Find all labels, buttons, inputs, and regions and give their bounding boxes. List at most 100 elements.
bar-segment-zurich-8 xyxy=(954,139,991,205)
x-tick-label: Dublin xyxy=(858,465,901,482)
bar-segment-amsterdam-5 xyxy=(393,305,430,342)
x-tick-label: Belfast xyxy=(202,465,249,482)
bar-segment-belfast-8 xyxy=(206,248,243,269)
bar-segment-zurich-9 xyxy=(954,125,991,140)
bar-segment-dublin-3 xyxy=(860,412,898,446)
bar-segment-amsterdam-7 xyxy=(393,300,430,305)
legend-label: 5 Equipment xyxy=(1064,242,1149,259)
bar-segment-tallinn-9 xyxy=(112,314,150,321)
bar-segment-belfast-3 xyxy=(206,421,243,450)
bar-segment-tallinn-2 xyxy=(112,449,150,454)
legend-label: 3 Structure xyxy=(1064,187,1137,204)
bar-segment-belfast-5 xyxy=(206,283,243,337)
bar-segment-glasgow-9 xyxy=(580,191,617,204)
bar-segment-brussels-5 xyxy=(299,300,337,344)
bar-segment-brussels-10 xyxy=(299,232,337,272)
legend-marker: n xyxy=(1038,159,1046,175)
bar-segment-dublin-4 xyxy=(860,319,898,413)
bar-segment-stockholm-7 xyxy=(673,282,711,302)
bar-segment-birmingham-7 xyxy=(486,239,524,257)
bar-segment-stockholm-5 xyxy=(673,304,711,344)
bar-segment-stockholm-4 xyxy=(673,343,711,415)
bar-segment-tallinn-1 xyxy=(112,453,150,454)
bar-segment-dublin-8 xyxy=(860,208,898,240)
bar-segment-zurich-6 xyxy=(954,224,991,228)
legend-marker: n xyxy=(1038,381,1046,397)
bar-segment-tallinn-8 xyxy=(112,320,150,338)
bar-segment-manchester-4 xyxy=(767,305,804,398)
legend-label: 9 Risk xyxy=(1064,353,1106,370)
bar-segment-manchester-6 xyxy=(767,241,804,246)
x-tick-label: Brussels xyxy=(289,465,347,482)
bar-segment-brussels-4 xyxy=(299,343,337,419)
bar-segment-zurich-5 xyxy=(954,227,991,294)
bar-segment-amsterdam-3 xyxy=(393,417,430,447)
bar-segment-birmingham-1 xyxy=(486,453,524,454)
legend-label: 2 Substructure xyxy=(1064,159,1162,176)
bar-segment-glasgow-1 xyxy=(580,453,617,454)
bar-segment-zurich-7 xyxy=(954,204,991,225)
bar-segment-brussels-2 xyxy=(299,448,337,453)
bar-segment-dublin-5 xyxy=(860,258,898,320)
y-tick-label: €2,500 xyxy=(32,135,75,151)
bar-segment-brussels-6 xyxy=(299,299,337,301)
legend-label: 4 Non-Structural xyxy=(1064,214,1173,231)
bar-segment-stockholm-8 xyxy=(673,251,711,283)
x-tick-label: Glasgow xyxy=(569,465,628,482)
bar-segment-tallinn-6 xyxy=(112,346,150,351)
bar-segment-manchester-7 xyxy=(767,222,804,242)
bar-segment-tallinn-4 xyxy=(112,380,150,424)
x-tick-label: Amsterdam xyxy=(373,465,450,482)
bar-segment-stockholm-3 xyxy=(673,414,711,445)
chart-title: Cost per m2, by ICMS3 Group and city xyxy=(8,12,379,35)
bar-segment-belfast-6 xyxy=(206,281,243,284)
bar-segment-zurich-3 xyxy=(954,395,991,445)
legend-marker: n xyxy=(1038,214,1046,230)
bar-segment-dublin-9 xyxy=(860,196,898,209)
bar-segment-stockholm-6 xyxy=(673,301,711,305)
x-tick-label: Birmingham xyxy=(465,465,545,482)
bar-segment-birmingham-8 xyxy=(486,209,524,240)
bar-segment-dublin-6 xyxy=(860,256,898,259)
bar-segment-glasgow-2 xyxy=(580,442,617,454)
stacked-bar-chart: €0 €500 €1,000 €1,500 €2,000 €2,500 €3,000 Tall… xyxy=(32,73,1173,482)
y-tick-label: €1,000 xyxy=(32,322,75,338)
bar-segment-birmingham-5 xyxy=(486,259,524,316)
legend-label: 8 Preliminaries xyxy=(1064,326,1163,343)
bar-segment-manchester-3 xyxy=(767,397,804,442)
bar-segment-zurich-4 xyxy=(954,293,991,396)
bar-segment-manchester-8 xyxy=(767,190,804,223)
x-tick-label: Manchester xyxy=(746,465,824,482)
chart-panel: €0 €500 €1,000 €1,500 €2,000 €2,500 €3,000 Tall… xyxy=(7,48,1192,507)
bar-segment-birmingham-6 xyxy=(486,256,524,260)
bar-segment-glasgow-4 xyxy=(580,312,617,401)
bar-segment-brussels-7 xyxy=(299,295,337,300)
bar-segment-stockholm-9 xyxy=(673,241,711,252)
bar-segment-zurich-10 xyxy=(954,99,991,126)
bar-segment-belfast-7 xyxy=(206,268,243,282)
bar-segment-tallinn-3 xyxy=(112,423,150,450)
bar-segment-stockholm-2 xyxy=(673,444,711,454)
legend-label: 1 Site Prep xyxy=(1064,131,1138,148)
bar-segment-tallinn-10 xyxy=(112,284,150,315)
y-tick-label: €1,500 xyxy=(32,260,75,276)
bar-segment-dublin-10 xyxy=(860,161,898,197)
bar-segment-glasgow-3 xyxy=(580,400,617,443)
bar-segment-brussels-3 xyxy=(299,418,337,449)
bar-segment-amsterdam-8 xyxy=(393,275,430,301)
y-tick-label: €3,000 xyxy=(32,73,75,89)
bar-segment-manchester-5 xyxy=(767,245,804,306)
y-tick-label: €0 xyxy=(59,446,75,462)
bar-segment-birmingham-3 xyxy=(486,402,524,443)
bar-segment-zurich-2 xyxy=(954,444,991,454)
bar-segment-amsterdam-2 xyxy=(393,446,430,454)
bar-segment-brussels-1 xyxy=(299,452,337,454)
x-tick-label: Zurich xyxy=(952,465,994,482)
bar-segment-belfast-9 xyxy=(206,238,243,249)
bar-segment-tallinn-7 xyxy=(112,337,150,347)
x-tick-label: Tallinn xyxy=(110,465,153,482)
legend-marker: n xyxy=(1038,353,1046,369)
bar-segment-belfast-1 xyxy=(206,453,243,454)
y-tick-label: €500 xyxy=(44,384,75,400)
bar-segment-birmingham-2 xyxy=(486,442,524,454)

**********

What the task requires: Reproduce every line of the records above, character for character, with nothing added, dropped or changed.

Answer to the problem:
Find all labels, buttons, inputs, and regions and give their bounding boxes. List at most 100 elements.
bar-segment-zurich-8 xyxy=(954,139,991,205)
x-tick-label: Dublin xyxy=(858,465,901,482)
bar-segment-amsterdam-5 xyxy=(393,305,430,342)
x-tick-label: Belfast xyxy=(202,465,249,482)
bar-segment-belfast-8 xyxy=(206,248,243,269)
bar-segment-zurich-9 xyxy=(954,125,991,140)
bar-segment-dublin-3 xyxy=(860,412,898,446)
bar-segment-amsterdam-7 xyxy=(393,300,430,305)
legend-label: 5 Equipment xyxy=(1064,242,1149,259)
bar-segment-tallinn-9 xyxy=(112,314,150,321)
bar-segment-belfast-3 xyxy=(206,421,243,450)
bar-segment-tallinn-2 xyxy=(112,449,150,454)
legend-label: 3 Structure xyxy=(1064,187,1137,204)
bar-segment-belfast-5 xyxy=(206,283,243,337)
bar-segment-glasgow-9 xyxy=(580,191,617,204)
bar-segment-brussels-5 xyxy=(299,300,337,344)
bar-segment-brussels-10 xyxy=(299,232,337,272)
legend-marker: n xyxy=(1038,159,1046,175)
bar-segment-dublin-4 xyxy=(860,319,898,413)
bar-segment-stockholm-7 xyxy=(673,282,711,302)
bar-segment-birmingham-7 xyxy=(486,239,524,257)
bar-segment-stockholm-5 xyxy=(673,304,711,344)
bar-segment-stockholm-4 xyxy=(673,343,711,415)
bar-segment-tallinn-1 xyxy=(112,453,150,454)
bar-segment-dublin-8 xyxy=(860,208,898,240)
bar-segment-zurich-6 xyxy=(954,224,991,228)
legend-marker: n xyxy=(1038,381,1046,397)
bar-segment-tallinn-8 xyxy=(112,320,150,338)
bar-segment-manchester-4 xyxy=(767,305,804,398)
legend-label: 9 Risk xyxy=(1064,353,1106,370)
bar-segment-manchester-6 xyxy=(767,241,804,246)
x-tick-label: Brussels xyxy=(289,465,347,482)
bar-segment-brussels-4 xyxy=(299,343,337,419)
bar-segment-zurich-5 xyxy=(954,227,991,294)
bar-segment-amsterdam-3 xyxy=(393,417,430,447)
bar-segment-birmingham-1 xyxy=(486,453,524,454)
legend-label: 2 Substructure xyxy=(1064,159,1162,176)
bar-segment-glasgow-1 xyxy=(580,453,617,454)
bar-segment-zurich-7 xyxy=(954,204,991,225)
bar-segment-brussels-2 xyxy=(299,448,337,453)
bar-segment-dublin-5 xyxy=(860,258,898,320)
y-tick-label: €2,500 xyxy=(32,135,75,151)
bar-segment-brussels-6 xyxy=(299,299,337,301)
legend-label: 4 Non-Structural xyxy=(1064,214,1173,231)
bar-segment-stockholm-8 xyxy=(673,251,711,283)
x-tick-label: Glasgow xyxy=(569,465,628,482)
bar-segment-tallinn-6 xyxy=(112,346,150,351)
bar-segment-manchester-7 xyxy=(767,222,804,242)
bar-segment-tallinn-4 xyxy=(112,380,150,424)
x-tick-label: Amsterdam xyxy=(373,465,450,482)
bar-segment-stockholm-3 xyxy=(673,414,711,445)
chart-title: Cost per m2, by ICMS3 Group and city xyxy=(8,12,379,35)
bar-segment-belfast-6 xyxy=(206,281,243,284)
bar-segment-zurich-3 xyxy=(954,395,991,445)
legend-marker: n xyxy=(1038,214,1046,230)
bar-segment-dublin-9 xyxy=(860,196,898,209)
bar-segment-stockholm-6 xyxy=(673,301,711,305)
x-tick-label: Birmingham xyxy=(465,465,545,482)
bar-segment-birmingham-8 xyxy=(486,209,524,240)
bar-segment-dublin-6 xyxy=(860,256,898,259)
bar-segment-glasgow-2 xyxy=(580,442,617,454)
stacked-bar-chart: €0 €500 €1,000 €1,500 €2,000 €2,500 €3,000 Tall… xyxy=(32,73,1173,482)
y-tick-label: €1,000 xyxy=(32,322,75,338)
bar-segment-birmingham-5 xyxy=(486,259,524,316)
legend-label: 8 Preliminaries xyxy=(1064,326,1163,343)
bar-segment-manchester-3 xyxy=(767,397,804,442)
bar-segment-zurich-4 xyxy=(954,293,991,396)
bar-segment-manchester-8 xyxy=(767,190,804,223)
x-tick-label: Manchester xyxy=(746,465,824,482)
chart-panel: €0 €500 €1,000 €1,500 €2,000 €2,500 €3,000 Tall… xyxy=(7,48,1192,507)
bar-segment-birmingham-6 xyxy=(486,256,524,260)
bar-segment-glasgow-4 xyxy=(580,312,617,401)
bar-segment-brussels-7 xyxy=(299,295,337,300)
bar-segment-stockholm-9 xyxy=(673,241,711,252)
bar-segment-zurich-10 xyxy=(954,99,991,126)
bar-segment-belfast-7 xyxy=(206,268,243,282)
bar-segment-tallinn-3 xyxy=(112,423,150,450)
bar-segment-stockholm-2 xyxy=(673,444,711,454)
legend-label: 1 Site Prep xyxy=(1064,131,1138,148)
bar-segment-tallinn-10 xyxy=(112,284,150,315)
y-tick-label: €1,500 xyxy=(32,260,75,276)
bar-segment-dublin-10 xyxy=(860,161,898,197)
bar-segment-glasgow-3 xyxy=(580,400,617,443)
bar-segment-brussels-3 xyxy=(299,418,337,449)
bar-segment-amsterdam-8 xyxy=(393,275,430,301)
y-tick-label: €3,000 xyxy=(32,73,75,89)
bar-segment-manchester-5 xyxy=(767,245,804,306)
y-tick-label: €0 xyxy=(59,446,75,462)
bar-segment-birmingham-3 xyxy=(486,402,524,443)
bar-segment-zurich-2 xyxy=(954,444,991,454)
bar-segment-amsterdam-2 xyxy=(393,446,430,454)
bar-segment-brussels-1 xyxy=(299,452,337,454)
x-tick-label: Zurich xyxy=(952,465,994,482)
bar-segment-belfast-9 xyxy=(206,238,243,249)
bar-segment-tallinn-7 xyxy=(112,337,150,347)
x-tick-label: Tallinn xyxy=(110,465,153,482)
legend-marker: n xyxy=(1038,353,1046,369)
bar-segment-belfast-1 xyxy=(206,453,243,454)
y-tick-label: €500 xyxy=(44,384,75,400)
bar-segment-birmingham-2 xyxy=(486,442,524,454)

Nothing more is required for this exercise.